§ **WHAT TO WORK ON**
Each line of the data that includes the string "sacīja" is to be copied out.

§ **RECORDS**

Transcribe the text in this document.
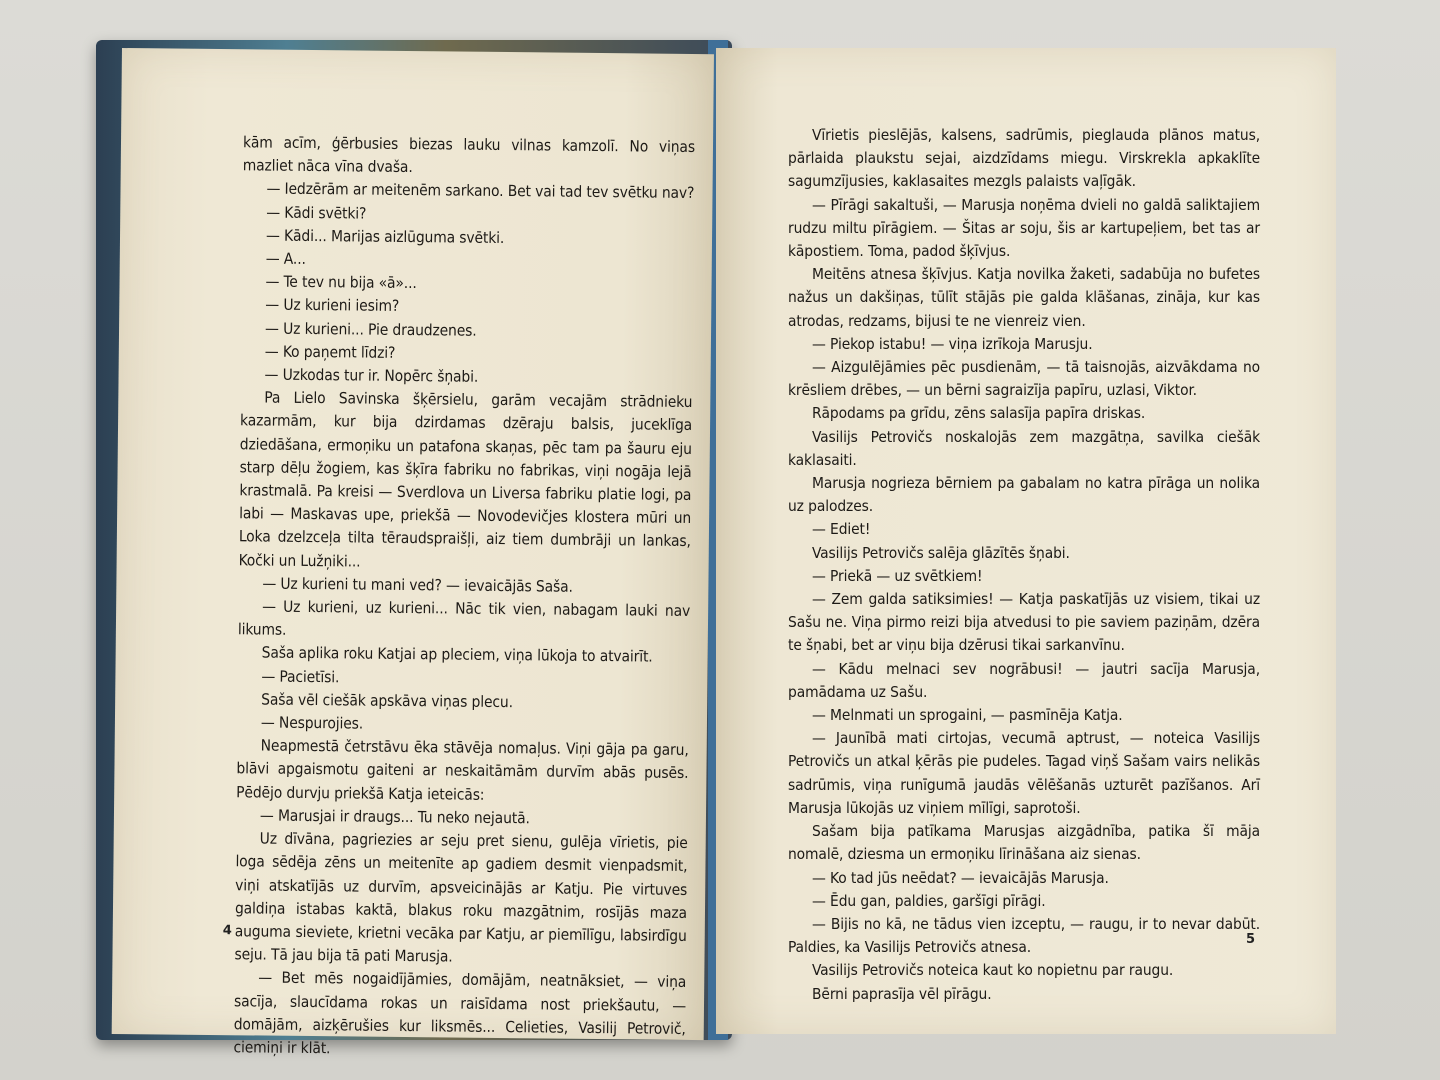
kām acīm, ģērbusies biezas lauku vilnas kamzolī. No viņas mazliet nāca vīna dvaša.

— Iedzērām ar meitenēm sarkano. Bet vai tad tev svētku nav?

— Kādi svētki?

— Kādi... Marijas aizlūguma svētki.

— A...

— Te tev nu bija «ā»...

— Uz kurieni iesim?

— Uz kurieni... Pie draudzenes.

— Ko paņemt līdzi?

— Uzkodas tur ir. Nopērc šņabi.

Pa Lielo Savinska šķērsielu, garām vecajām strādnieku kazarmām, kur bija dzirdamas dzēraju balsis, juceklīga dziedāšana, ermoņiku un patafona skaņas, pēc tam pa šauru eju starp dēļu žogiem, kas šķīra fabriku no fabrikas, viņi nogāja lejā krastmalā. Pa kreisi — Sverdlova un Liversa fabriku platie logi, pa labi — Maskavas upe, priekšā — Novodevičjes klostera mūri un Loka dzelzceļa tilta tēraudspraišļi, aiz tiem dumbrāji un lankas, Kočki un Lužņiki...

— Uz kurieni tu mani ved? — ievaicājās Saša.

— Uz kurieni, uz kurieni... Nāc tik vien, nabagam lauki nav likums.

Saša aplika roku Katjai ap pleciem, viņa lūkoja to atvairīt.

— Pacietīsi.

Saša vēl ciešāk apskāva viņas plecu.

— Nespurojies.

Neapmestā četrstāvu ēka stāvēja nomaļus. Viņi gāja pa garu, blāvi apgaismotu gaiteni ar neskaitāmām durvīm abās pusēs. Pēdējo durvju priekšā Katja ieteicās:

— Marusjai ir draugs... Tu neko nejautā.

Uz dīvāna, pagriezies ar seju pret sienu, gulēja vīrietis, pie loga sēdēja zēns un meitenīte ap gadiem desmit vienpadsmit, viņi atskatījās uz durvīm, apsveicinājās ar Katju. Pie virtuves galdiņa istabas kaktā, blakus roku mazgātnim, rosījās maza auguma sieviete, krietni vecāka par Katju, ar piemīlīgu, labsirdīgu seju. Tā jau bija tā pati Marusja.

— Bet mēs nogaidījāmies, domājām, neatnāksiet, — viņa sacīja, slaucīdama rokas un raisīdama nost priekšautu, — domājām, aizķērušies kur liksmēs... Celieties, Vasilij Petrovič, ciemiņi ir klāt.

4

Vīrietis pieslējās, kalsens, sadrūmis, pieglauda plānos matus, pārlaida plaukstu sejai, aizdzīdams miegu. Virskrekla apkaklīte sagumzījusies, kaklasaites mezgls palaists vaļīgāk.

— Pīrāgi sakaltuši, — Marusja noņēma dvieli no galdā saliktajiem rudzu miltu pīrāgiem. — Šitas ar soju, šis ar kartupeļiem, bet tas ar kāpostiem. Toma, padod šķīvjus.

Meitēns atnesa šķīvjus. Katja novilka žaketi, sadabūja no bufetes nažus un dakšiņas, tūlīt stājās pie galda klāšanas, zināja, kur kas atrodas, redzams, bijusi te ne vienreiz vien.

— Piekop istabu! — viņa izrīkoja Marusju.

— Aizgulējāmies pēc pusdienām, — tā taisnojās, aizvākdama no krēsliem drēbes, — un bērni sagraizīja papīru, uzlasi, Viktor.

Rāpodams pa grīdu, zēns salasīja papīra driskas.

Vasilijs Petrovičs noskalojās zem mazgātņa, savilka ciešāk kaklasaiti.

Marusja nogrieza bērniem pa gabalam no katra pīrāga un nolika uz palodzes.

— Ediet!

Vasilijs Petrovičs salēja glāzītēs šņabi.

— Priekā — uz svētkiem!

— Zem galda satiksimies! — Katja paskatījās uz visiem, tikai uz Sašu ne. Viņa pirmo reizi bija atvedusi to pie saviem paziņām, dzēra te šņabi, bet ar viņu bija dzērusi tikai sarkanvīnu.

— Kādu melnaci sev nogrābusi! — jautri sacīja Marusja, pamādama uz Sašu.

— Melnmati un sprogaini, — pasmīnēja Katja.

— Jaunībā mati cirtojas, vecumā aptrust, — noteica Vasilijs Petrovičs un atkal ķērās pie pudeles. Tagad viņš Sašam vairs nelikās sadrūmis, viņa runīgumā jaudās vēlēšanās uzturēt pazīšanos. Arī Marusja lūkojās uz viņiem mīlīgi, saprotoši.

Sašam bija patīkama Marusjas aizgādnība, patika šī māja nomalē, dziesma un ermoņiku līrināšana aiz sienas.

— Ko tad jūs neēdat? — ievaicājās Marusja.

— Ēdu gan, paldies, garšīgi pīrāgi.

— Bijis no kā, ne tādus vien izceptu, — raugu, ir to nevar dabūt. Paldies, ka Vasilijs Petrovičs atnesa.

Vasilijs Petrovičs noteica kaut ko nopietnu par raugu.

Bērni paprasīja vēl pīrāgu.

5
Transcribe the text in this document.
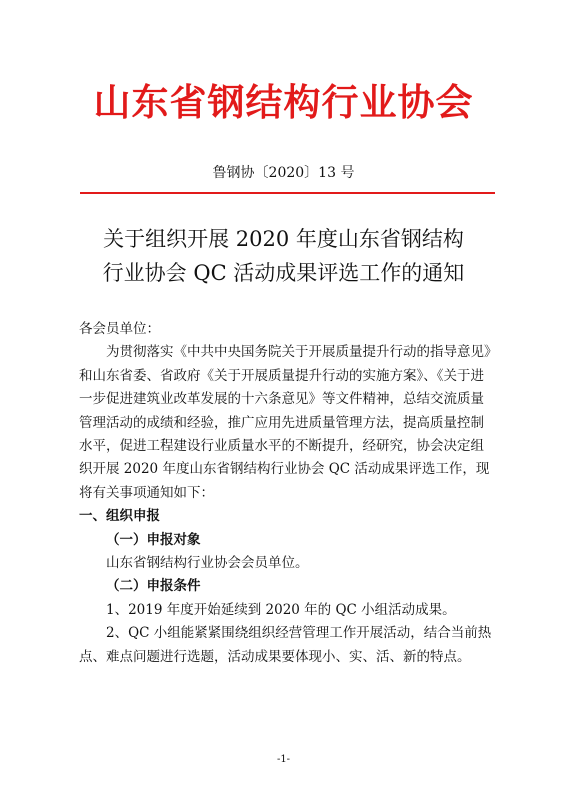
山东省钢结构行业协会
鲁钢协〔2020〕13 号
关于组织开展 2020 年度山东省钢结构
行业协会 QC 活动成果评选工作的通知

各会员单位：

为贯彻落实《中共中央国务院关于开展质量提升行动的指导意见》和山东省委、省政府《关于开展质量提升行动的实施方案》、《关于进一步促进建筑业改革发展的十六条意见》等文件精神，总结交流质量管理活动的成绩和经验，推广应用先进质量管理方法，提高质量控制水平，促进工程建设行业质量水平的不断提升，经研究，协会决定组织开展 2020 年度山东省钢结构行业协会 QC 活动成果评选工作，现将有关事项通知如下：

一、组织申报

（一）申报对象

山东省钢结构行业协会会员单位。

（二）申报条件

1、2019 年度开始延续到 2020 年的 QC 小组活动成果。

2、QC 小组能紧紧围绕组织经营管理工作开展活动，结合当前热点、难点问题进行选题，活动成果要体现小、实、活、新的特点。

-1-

§ **THE REPLY**
— Bet mēs nogaidījāmies, domājām, neatnāksiet, — viņa sacīja, slaucīdama rokas un raisīdama nost priekšautu, — domājām, aizķērušies kur liksmēs... Celieties, Vasilij Petrovič, ciemiņi ir klāt.
— Kādu melnaci sev nogrābusi! — jautri sacīja Marusja, pamādama uz Sašu.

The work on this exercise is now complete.